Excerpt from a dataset
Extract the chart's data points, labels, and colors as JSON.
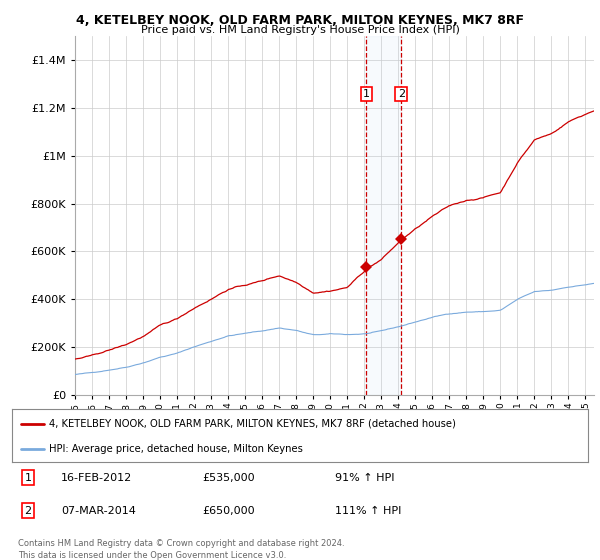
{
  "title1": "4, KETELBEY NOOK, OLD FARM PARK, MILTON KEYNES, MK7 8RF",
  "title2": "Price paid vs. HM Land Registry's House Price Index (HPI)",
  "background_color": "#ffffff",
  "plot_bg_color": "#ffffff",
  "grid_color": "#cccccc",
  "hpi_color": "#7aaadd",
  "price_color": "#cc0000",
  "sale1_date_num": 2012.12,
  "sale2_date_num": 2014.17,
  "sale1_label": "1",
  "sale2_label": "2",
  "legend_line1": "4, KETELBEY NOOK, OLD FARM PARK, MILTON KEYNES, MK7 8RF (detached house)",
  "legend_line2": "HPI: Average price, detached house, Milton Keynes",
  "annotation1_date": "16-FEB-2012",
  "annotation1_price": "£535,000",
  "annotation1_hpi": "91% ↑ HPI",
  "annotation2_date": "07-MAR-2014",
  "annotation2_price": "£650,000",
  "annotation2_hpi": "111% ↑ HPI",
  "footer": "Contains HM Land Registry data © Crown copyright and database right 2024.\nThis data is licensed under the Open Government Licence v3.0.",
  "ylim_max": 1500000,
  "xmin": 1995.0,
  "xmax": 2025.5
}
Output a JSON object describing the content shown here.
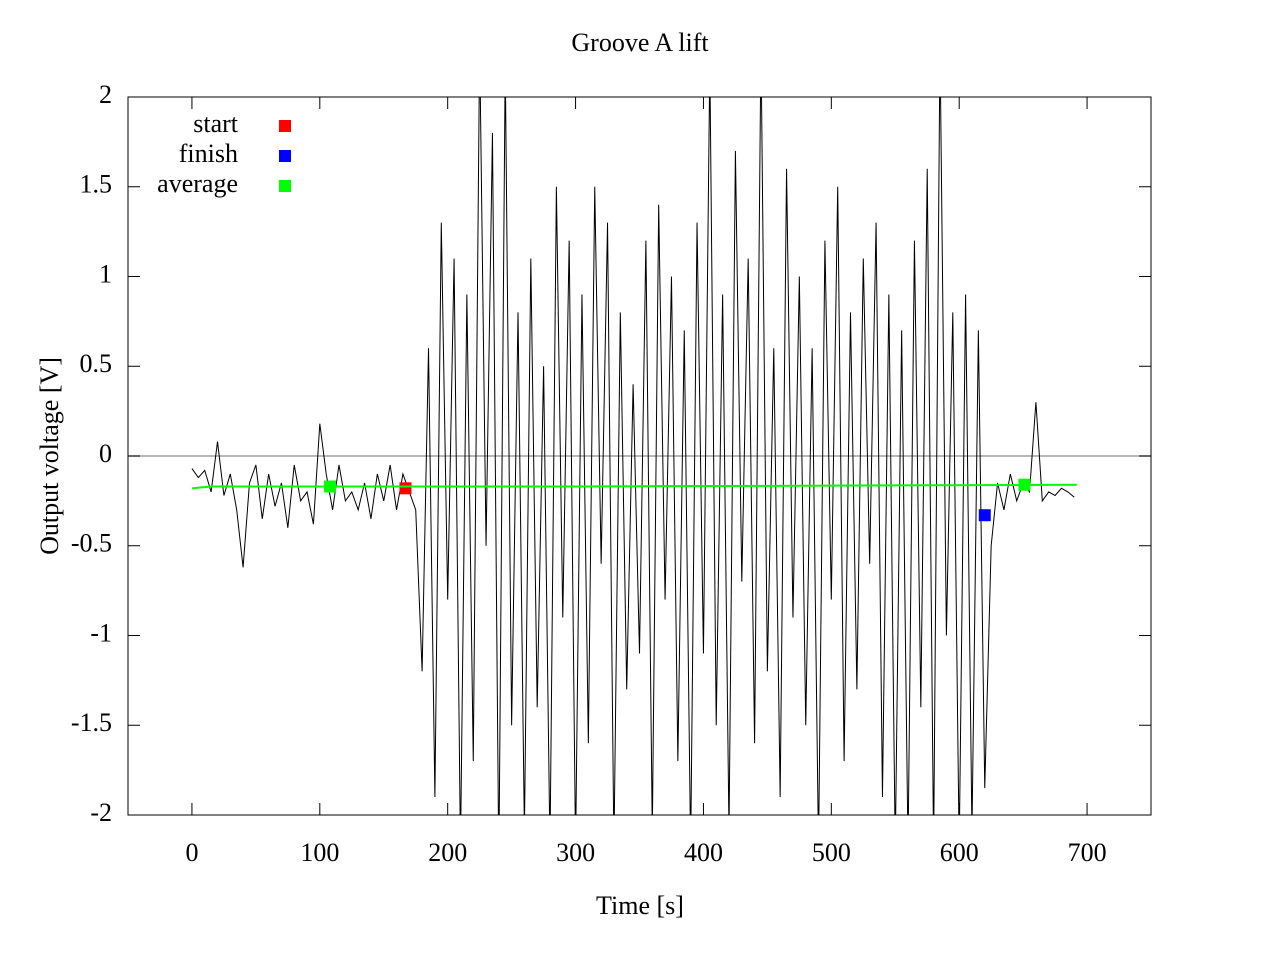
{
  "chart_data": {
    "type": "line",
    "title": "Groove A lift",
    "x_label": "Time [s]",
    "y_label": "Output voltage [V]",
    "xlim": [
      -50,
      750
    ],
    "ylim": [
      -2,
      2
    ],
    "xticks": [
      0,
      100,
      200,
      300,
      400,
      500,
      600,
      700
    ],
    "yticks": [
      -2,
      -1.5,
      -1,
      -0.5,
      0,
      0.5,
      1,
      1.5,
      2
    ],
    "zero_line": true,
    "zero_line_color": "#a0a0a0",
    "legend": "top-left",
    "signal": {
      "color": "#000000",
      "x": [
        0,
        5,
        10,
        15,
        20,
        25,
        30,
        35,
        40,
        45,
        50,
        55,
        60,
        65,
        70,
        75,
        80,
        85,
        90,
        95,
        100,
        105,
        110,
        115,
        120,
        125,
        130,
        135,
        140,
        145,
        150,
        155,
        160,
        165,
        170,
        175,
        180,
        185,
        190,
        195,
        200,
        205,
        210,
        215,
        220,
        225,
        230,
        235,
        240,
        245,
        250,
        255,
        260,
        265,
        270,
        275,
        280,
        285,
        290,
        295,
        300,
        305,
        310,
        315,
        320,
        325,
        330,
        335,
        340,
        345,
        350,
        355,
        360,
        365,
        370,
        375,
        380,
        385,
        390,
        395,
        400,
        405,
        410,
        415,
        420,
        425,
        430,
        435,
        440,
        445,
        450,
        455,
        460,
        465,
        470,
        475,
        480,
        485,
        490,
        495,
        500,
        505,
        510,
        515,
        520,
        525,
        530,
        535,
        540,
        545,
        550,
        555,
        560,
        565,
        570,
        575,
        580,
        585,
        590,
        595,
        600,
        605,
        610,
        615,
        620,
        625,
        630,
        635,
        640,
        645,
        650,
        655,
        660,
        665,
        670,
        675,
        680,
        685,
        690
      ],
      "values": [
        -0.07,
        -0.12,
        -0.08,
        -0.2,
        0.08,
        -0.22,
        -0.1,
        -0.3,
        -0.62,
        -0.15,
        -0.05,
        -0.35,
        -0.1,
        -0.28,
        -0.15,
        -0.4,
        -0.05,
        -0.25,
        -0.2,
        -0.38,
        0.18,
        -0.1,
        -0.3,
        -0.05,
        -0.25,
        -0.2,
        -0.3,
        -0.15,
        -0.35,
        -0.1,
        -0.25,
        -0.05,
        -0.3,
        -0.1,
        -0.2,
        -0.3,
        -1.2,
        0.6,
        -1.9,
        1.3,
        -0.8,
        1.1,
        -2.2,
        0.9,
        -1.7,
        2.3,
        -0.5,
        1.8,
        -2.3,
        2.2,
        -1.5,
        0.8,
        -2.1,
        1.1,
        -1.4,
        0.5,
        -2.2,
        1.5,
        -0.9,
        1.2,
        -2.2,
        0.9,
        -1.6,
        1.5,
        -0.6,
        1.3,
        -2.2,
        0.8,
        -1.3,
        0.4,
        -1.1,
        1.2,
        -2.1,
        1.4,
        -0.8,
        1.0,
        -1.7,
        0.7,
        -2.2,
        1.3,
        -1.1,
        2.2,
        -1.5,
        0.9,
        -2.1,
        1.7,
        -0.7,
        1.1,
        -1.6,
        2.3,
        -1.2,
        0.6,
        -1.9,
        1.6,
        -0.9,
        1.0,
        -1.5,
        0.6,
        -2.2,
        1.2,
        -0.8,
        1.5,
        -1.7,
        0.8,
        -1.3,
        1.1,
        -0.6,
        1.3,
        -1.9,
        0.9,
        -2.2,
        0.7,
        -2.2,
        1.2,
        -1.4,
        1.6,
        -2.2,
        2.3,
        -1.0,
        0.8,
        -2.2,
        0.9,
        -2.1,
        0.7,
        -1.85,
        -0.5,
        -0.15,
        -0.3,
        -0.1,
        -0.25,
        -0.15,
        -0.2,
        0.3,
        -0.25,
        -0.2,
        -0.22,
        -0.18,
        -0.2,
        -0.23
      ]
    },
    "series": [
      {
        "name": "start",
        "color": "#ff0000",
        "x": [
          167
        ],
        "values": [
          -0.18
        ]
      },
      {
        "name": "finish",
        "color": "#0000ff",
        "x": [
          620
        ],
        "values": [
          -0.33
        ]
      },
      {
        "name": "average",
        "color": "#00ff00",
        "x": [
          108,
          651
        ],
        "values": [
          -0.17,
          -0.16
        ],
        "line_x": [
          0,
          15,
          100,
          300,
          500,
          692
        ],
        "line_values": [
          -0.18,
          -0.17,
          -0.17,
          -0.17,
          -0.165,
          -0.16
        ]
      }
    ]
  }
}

» **Aim**: Looking back at the lines above, state how many contain the word "name", and supply nothing besides the number.

» **Written reply**: 3